- TASKS TO COMPLETE -
1. Please duplicate everything in the reply on Core Data relationships from "- From: Ian" down to "C.J. Data writings.", word for word.
2. List each book chapter the reply on Core Data relationships cites, giving its number and the author named with it.
START PAGE TEXT
Re: Why is it wrong to have relationships without an inverse in Core Data?
Re: Why is it wrong to have relationships without an inverse in Core Data?
- Subject: Re: Why is it wrong to have relationships without an inverse in Core Data?
- From: Ian Joyner <email@hidden>
- Date: Mon, 24 Jun 2013 11:51:27 +1000
Thanks for the reference to Codd's early paper. I'm researching the relational model now since I'm giving a course in distributed systems soon. In fact, I'm reading Codd's 1990 book "The Relational Model for Database Management Version 2". It is available as a pdf (although I have had the physical book for years. Also good are any C.J. Data writings.
"An Introduction to Database Systems" says "SQL is not perfect. SQL is very far from being the perfect relational language - it suffers from numerous sins of both omission and commission". In particular it allows duplicate rows which lead to anomalies. It is a shame the relational model has come to be judged by SQL (rather like one could judge OO by C++). While Codd was a researcher at IBM, SQL was done by a committee at IBM, and is fundamentally tasteless. SQL also breaks the terminology and confuses tables with relations.
Codd 1990 has chapter 23 "Serious Flaws in SQL".
Other models have come along, like Entity-Relationship (ER) and OODBs, supposedly addressing the 'weaknesses' of relational. But they fail for all their heavy marketing. OO really gets back to network and hierarchical data models. It is also record-at-a-time oriented which was the pre-relational approach. This makes applications and users far more dependent on the structure of the data. While the relational model well expresses semantics, building in too much semantics is a mistake and makes what you might think of tomorrow more difficult because you built today's assumptions into the model. The approach of Hammer and McLeod (which resulted in Unisys SIM, which seemed a good idea at the time) really failed.
ER distinguishes entities and relationships. However, relationships are just modelled by the single notion of relation. For example, 'marriage' is a relationship between two people, but this is just as well modelled by a relation as an arrow between two people in the people relation. You can also add extra information like date-of-marriage and date-of-end, reason-for-end, etc in a relation, which you can't to an arrow. ER is imprecise in these matters. Codd covers this well in chapter 30 and Date in chapter 14. ER diagrams can be useful, but we should not confuse diagrams with goodness, especially when they lack formality (like UML).
END PAGE TEXT
START INFORMATION
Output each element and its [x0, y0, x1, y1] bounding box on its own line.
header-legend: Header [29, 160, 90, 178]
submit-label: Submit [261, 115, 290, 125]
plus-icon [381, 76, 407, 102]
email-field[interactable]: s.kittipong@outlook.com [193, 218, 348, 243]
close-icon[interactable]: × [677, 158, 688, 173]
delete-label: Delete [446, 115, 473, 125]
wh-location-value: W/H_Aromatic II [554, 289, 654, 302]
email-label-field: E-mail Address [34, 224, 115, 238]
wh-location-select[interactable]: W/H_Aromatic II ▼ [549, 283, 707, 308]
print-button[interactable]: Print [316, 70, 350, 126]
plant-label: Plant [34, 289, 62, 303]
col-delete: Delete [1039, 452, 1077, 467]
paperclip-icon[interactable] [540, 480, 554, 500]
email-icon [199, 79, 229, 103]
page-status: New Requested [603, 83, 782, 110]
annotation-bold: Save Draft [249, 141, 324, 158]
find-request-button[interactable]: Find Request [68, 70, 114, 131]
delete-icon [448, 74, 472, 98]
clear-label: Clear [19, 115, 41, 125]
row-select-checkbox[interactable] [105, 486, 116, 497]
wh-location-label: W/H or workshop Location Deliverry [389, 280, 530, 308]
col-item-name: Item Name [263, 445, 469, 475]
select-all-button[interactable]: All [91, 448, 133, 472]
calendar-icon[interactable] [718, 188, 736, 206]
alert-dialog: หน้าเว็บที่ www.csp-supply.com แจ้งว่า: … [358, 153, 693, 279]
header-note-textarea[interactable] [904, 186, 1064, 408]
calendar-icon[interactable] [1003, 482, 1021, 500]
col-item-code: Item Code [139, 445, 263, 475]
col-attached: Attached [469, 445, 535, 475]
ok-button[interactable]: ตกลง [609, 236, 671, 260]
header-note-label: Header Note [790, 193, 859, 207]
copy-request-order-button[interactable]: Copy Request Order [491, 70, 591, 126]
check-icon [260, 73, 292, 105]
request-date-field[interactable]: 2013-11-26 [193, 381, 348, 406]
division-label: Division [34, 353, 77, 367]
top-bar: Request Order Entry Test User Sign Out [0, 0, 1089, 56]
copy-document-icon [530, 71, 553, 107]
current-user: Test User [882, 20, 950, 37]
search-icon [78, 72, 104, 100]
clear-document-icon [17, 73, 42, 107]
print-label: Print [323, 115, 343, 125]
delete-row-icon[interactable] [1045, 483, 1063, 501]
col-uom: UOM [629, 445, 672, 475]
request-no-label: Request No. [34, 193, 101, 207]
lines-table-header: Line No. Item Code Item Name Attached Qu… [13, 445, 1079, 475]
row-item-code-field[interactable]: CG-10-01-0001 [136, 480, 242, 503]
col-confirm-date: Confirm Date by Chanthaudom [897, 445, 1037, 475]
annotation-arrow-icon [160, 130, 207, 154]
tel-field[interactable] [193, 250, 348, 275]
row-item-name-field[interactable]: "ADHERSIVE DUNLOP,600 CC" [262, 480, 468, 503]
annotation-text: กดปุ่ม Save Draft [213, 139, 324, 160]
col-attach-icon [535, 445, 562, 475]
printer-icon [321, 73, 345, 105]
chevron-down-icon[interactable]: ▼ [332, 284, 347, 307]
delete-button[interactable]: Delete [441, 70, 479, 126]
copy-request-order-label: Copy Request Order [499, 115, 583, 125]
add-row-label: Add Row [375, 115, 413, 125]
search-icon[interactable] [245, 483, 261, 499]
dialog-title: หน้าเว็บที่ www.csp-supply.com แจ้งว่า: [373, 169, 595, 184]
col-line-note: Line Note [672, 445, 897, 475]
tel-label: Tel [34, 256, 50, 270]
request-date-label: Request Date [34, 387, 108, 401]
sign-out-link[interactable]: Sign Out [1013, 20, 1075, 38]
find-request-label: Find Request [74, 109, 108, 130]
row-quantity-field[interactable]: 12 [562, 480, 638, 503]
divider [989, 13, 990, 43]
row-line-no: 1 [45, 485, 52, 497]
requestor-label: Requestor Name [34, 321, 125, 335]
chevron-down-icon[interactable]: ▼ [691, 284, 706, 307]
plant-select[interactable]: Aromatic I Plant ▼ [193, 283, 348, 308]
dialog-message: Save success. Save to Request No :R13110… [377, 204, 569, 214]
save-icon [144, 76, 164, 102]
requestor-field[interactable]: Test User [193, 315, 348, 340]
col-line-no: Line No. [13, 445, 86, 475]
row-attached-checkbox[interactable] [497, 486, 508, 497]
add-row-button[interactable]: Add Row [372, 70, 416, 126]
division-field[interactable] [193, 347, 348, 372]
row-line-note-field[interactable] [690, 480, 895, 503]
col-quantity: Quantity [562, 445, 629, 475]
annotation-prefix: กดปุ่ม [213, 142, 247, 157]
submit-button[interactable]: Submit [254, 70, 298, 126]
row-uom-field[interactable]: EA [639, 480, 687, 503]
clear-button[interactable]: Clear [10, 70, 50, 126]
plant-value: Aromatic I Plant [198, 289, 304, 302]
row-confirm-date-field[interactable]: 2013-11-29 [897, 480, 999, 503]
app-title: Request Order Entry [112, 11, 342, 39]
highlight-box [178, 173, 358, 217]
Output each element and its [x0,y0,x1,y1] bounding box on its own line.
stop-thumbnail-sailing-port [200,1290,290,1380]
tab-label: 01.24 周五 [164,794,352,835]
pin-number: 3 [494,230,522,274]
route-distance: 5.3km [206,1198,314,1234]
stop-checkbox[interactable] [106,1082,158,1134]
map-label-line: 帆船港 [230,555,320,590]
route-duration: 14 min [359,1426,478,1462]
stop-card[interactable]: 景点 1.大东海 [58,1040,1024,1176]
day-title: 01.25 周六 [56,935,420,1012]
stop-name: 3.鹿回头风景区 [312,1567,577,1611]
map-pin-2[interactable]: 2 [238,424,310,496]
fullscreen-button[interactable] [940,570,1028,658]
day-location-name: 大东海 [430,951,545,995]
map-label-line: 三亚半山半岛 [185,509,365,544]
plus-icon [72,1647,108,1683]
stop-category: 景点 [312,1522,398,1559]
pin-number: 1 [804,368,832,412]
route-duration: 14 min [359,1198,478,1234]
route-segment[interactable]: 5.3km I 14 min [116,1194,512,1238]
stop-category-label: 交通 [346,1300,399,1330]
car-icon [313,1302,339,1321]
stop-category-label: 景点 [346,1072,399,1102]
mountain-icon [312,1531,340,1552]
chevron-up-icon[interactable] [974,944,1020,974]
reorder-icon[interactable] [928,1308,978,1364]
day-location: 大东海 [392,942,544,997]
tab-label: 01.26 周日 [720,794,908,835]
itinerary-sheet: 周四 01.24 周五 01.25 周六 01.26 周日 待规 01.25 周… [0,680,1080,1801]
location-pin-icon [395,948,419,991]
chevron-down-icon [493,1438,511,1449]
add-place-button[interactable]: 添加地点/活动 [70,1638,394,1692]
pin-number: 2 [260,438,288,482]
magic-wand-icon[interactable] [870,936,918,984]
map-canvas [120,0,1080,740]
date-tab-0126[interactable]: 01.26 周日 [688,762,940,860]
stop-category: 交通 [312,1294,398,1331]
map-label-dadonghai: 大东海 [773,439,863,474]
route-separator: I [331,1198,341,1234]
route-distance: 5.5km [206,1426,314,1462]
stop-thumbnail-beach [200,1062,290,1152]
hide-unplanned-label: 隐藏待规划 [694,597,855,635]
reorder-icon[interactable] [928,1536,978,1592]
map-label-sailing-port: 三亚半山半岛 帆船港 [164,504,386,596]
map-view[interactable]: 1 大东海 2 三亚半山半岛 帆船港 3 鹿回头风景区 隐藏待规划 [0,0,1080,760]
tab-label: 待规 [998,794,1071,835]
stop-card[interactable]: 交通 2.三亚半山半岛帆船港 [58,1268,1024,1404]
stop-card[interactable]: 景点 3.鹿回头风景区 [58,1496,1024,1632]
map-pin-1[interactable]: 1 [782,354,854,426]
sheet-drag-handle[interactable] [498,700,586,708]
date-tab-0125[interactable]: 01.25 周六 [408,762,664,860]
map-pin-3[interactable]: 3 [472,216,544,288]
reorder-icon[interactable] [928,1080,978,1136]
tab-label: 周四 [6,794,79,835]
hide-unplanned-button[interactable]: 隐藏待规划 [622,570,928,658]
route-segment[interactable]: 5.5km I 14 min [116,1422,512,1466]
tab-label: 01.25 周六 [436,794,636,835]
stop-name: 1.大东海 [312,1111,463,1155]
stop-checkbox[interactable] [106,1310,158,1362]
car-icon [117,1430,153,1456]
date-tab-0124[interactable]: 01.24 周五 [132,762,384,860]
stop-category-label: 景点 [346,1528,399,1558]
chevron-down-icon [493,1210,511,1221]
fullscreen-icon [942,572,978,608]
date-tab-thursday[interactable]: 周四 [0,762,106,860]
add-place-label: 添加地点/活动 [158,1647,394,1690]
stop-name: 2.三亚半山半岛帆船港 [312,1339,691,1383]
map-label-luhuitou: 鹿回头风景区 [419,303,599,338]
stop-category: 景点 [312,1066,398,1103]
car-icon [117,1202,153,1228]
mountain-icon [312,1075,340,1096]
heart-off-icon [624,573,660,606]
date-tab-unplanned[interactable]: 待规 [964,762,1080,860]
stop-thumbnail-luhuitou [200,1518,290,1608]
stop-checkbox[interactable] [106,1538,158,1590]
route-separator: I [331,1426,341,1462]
END INFORMATION
- SOLUTIONS -
1.
- From: Ian Joyner <email@hidden>
- Date: Mon, 24 Jun 2013 11:51:27 +1000
Thanks for the reference to Codd's early paper. I'm researching the relational model now since I'm giving a course in distributed systems soon. In fact, I'm reading Codd's 1990 book "The Relational Model for Database Management Version 2". It is available as a pdf (although I have had the physical book for years. Also good are any C.J. Data writings.

2.
- Chapter 23, "Serious Flaws in SQL" (Codd 1990)
- Chapter 30 (Codd)
- Chapter 14 (Date)